(Records from a data source)
>> begin

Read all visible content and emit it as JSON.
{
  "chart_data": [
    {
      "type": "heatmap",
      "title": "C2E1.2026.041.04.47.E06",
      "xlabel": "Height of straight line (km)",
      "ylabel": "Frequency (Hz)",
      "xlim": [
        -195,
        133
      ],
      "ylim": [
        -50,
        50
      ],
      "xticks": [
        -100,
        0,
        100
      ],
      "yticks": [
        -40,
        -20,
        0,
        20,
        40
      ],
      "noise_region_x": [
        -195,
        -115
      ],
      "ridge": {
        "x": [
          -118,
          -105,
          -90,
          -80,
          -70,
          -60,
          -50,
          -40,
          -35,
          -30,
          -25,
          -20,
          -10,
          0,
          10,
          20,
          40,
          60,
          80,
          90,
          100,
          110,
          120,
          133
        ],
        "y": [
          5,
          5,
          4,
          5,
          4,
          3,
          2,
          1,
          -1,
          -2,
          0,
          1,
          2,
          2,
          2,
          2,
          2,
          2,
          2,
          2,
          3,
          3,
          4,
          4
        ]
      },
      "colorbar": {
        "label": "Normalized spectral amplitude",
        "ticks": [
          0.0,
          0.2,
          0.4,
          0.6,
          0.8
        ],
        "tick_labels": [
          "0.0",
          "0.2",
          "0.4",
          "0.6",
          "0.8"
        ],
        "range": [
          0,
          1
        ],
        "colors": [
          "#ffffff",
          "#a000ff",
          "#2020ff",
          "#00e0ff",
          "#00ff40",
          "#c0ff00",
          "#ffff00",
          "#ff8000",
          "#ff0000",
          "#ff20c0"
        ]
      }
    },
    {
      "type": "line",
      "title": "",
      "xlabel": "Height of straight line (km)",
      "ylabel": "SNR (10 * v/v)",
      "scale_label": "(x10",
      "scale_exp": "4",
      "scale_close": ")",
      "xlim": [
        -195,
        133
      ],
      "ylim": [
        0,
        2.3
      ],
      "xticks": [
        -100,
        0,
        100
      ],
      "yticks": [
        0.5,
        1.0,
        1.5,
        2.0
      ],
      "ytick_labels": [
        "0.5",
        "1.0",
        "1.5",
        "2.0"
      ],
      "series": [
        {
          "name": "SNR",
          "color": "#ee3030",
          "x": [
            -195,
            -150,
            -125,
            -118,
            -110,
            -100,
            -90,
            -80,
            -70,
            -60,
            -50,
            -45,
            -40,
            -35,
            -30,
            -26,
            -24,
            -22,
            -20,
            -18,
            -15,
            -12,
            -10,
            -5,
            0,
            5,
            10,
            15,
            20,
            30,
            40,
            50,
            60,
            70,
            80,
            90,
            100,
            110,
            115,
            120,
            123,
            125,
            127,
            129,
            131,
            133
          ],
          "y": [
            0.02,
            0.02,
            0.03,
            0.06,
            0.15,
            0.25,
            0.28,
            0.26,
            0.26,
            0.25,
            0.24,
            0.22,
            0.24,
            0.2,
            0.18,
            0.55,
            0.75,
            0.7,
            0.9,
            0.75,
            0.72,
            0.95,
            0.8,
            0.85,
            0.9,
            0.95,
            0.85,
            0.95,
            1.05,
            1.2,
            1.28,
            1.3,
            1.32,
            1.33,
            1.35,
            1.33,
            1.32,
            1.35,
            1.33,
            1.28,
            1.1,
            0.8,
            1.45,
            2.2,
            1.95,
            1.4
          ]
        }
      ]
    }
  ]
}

>> end
>> begin

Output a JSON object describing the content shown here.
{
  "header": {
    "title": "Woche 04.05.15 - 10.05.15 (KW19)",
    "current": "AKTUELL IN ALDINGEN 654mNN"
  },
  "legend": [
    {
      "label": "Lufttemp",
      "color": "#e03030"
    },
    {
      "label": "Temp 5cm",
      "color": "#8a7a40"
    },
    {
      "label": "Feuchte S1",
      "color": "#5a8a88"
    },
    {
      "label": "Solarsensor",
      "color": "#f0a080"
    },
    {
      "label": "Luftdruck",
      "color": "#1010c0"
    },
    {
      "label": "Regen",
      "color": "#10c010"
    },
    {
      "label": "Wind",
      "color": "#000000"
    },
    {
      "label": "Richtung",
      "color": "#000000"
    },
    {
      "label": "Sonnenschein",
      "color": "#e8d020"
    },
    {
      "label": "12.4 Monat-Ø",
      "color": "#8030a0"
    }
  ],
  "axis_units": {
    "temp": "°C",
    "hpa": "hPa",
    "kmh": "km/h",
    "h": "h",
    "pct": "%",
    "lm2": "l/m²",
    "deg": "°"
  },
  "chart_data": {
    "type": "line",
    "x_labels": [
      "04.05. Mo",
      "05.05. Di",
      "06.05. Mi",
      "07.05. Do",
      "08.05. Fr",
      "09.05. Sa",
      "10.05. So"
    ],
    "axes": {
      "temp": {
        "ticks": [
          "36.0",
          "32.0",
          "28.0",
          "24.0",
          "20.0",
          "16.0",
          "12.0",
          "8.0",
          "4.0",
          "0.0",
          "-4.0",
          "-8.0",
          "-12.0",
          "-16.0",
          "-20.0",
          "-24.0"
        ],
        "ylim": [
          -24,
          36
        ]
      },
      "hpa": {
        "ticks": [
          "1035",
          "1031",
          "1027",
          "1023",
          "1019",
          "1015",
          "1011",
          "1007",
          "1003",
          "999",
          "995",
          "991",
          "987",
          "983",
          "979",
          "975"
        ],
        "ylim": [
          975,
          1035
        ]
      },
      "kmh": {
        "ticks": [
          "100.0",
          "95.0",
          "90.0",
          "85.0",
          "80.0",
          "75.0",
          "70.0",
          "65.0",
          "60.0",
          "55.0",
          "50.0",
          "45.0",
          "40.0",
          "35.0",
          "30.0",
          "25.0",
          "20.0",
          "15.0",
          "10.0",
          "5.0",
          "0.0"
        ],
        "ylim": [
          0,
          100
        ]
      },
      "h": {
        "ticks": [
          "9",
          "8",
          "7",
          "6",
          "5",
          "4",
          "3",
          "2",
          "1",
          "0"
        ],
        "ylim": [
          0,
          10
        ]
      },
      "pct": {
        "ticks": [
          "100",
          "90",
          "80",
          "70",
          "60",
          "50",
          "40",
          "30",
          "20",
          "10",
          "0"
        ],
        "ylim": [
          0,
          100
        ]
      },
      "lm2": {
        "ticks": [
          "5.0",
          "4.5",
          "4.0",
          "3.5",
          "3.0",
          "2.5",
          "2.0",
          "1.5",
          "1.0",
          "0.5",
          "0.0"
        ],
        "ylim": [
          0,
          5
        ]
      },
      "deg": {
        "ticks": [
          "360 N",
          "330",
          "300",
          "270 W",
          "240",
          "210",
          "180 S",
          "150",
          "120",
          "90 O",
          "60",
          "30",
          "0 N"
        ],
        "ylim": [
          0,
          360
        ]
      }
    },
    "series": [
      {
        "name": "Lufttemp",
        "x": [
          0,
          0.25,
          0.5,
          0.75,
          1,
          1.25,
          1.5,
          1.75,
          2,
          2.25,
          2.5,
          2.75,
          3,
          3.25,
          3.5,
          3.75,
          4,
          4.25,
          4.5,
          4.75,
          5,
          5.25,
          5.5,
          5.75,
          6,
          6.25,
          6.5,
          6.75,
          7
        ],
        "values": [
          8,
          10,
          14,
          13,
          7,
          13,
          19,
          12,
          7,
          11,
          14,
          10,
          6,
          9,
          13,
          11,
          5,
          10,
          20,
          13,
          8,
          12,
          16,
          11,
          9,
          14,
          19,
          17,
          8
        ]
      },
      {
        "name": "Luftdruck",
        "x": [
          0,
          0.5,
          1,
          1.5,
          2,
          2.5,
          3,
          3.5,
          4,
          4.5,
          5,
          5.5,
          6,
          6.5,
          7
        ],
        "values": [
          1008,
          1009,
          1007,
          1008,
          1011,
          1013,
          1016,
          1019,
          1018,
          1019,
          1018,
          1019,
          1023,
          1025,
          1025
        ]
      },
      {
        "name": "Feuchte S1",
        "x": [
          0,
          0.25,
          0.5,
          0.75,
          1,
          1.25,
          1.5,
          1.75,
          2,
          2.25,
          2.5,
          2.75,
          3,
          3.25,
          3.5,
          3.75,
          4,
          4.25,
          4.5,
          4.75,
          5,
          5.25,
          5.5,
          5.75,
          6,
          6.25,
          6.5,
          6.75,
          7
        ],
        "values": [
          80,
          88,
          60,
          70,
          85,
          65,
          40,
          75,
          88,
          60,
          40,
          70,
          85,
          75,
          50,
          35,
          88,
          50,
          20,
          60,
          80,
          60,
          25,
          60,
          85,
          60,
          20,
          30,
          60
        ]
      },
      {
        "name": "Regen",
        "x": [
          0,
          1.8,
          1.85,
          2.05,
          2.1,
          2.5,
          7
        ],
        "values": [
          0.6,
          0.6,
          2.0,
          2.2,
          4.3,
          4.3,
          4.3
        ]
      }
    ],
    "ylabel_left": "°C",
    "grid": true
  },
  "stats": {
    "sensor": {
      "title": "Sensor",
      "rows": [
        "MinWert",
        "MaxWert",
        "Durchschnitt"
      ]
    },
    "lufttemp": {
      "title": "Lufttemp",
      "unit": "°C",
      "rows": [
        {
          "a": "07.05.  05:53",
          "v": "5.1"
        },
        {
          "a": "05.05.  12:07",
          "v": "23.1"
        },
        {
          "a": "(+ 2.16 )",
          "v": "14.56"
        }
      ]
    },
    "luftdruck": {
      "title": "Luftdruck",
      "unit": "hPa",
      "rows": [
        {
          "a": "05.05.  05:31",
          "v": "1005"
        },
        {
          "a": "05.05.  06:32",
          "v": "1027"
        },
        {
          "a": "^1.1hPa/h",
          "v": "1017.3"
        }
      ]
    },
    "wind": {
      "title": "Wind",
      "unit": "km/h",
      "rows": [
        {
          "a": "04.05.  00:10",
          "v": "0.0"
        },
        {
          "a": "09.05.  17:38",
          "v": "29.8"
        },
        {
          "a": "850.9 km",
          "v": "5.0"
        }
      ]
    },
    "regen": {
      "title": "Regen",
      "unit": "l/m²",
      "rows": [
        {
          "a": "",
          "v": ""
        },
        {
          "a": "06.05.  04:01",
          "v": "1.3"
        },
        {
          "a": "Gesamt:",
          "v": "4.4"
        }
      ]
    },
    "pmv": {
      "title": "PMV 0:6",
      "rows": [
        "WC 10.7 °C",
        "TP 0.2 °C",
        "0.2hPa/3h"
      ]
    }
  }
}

>> end

• **INSTRUCTION**
Locate all lines holding the word "title", then copy them out.

• **EXERCISE SOLUTION**
      "title": "C2E1.2026.041.04.47.E06",
      "title": "",
    "title": "Woche 04.05.15 - 10.05.15 (KW19)",
      "title": "Sensor",
      "title": "Lufttemp",
      "title": "Luftdruck",
      "title": "Wind",
      "title": "Regen",
      "title": "PMV 0:6",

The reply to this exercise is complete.